# TASK BRIEF:
Rewrite the data from the very beginning through the line containing "456, 538, 477]", putting "Latitude (degrees)" in place of "Latitude" and keeping everything else the same.

[START TASK INPUT]

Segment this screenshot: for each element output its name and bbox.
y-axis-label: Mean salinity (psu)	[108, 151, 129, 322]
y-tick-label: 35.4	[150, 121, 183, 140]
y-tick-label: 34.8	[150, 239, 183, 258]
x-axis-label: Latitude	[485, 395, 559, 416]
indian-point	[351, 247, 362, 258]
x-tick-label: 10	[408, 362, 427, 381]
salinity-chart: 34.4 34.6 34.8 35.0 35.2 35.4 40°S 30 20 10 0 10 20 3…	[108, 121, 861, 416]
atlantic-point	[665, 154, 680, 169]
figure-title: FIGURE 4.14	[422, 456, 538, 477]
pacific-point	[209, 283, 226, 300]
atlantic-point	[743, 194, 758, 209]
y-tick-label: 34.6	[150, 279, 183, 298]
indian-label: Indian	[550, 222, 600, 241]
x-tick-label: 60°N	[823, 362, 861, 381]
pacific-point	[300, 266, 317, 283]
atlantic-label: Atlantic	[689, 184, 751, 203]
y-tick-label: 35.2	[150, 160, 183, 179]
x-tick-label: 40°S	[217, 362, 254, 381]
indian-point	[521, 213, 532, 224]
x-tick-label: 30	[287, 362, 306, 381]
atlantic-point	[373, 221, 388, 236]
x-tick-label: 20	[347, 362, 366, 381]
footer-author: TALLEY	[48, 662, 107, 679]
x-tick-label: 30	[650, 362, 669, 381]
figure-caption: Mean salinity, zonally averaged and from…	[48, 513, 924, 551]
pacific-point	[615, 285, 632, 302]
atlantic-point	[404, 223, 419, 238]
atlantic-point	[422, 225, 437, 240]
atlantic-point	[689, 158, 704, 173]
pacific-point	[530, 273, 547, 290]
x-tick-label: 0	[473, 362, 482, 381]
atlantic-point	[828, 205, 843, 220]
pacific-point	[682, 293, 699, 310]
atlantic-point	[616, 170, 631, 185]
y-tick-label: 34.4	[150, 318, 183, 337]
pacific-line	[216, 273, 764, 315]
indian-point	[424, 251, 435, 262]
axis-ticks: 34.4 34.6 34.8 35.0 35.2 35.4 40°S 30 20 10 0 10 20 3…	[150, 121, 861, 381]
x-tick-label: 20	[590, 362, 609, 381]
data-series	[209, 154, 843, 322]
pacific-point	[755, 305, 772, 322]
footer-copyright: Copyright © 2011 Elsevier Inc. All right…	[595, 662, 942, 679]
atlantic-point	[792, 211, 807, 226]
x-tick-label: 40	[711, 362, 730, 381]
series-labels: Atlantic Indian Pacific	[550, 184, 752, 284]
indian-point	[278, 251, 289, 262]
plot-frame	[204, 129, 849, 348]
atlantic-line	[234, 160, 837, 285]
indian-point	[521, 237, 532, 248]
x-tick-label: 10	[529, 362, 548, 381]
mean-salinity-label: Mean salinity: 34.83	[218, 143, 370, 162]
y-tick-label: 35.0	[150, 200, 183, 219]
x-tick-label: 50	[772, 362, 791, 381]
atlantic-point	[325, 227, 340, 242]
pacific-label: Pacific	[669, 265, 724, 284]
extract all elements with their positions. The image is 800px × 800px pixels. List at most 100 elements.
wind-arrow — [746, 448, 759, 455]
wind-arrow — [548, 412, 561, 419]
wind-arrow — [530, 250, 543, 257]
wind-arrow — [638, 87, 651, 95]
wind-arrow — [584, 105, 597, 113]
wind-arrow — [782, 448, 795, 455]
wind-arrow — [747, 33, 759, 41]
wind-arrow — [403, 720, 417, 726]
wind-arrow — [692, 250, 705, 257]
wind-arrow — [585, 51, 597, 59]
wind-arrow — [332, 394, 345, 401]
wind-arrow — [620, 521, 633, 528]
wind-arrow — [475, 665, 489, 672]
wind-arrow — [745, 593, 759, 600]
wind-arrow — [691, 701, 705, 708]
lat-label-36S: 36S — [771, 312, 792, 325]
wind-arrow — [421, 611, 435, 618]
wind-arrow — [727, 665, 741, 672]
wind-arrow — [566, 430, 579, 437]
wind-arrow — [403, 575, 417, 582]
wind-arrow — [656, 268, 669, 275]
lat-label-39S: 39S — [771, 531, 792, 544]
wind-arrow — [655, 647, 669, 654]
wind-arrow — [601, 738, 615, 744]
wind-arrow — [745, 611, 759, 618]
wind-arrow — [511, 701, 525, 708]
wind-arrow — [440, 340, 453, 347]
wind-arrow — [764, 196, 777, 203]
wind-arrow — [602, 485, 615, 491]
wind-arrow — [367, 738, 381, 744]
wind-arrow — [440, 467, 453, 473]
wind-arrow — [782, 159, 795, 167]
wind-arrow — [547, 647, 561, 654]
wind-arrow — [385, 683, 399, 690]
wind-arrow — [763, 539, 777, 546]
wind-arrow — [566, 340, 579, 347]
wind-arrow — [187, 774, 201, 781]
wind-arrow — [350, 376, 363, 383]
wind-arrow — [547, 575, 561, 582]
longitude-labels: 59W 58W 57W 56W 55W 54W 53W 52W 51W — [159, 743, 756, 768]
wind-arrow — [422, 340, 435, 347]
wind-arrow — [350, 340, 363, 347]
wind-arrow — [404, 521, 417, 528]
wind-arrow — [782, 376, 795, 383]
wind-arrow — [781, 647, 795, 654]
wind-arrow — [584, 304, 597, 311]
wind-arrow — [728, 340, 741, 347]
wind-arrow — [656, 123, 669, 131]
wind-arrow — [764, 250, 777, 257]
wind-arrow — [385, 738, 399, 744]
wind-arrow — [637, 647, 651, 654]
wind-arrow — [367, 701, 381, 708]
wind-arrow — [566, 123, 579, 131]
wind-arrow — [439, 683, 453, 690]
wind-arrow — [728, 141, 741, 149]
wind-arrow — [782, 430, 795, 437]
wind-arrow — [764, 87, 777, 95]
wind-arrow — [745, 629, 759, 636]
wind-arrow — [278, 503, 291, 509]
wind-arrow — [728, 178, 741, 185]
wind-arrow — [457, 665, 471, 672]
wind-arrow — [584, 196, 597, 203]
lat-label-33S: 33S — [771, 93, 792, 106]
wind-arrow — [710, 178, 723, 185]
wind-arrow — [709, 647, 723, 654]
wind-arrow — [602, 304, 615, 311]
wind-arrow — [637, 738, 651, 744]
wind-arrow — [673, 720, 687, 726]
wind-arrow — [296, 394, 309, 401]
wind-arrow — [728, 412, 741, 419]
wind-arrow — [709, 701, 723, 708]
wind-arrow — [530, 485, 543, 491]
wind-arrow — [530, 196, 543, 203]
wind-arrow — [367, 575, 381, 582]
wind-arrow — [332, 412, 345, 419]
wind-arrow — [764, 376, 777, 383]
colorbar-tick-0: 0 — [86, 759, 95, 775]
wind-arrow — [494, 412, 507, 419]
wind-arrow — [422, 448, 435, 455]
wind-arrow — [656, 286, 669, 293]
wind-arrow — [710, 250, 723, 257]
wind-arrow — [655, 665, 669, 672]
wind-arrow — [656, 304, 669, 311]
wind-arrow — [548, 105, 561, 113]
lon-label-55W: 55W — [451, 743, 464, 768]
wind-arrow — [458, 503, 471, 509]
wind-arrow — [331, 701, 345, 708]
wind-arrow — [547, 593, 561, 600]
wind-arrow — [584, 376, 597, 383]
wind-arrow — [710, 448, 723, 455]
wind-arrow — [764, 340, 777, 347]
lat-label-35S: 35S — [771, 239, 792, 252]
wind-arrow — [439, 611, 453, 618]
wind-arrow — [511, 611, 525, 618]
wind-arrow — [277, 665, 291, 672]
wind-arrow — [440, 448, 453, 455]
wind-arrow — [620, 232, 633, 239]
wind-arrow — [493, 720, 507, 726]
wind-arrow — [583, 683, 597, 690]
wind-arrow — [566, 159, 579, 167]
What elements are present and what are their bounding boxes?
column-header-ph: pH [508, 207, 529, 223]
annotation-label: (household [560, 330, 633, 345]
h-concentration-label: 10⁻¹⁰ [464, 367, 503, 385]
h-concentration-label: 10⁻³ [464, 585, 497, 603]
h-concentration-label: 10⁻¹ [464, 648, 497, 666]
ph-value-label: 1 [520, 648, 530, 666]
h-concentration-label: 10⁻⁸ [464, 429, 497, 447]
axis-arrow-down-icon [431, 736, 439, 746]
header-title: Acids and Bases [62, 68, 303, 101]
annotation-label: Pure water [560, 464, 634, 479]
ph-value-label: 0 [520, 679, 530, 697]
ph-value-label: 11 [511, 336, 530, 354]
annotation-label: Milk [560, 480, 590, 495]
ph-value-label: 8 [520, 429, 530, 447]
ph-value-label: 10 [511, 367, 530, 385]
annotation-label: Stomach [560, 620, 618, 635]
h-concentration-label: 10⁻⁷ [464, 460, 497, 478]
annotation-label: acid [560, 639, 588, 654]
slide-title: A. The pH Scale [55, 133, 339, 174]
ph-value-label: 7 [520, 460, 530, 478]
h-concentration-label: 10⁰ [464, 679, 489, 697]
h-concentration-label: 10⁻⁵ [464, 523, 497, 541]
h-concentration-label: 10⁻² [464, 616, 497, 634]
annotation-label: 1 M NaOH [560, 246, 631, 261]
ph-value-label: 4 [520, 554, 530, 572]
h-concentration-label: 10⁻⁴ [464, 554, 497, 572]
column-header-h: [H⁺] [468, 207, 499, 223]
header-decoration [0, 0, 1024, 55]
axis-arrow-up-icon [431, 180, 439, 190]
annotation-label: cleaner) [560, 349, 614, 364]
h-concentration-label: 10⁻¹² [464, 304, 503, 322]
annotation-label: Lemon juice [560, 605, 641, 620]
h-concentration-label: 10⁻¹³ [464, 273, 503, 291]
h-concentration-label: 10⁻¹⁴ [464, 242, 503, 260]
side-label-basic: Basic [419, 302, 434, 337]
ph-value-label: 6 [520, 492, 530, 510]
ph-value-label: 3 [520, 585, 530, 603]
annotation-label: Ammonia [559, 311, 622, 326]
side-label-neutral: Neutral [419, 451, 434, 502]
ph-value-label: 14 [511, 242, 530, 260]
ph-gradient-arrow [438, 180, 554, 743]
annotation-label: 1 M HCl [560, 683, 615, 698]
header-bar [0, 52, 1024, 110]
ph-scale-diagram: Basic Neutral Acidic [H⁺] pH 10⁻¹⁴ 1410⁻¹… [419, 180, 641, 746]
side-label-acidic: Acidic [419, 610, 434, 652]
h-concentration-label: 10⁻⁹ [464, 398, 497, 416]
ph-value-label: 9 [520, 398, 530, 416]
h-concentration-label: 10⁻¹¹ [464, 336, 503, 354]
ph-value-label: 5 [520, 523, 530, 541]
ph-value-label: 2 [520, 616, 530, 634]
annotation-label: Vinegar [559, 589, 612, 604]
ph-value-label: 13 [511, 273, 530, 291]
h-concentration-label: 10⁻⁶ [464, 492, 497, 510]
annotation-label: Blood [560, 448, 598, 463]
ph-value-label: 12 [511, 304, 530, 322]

[END TASK INPUT]

# RESULT BELOW:
Segment this screenshot: for each element output its name and bbox.
y-axis-label: Mean salinity (psu)	[108, 151, 129, 322]
y-tick-label: 35.4	[150, 121, 183, 140]
y-tick-label: 34.8	[150, 239, 183, 258]
x-axis-label: Latitude (degrees)	[485, 395, 559, 416]
indian-point	[351, 247, 362, 258]
x-tick-label: 10	[408, 362, 427, 381]
salinity-chart: 34.4 34.6 34.8 35.0 35.2 35.4 40°S 30 20 10 0 10 20 3…	[108, 121, 861, 416]
atlantic-point	[665, 154, 680, 169]
figure-title: FIGURE 4.14	[422, 456, 538, 477]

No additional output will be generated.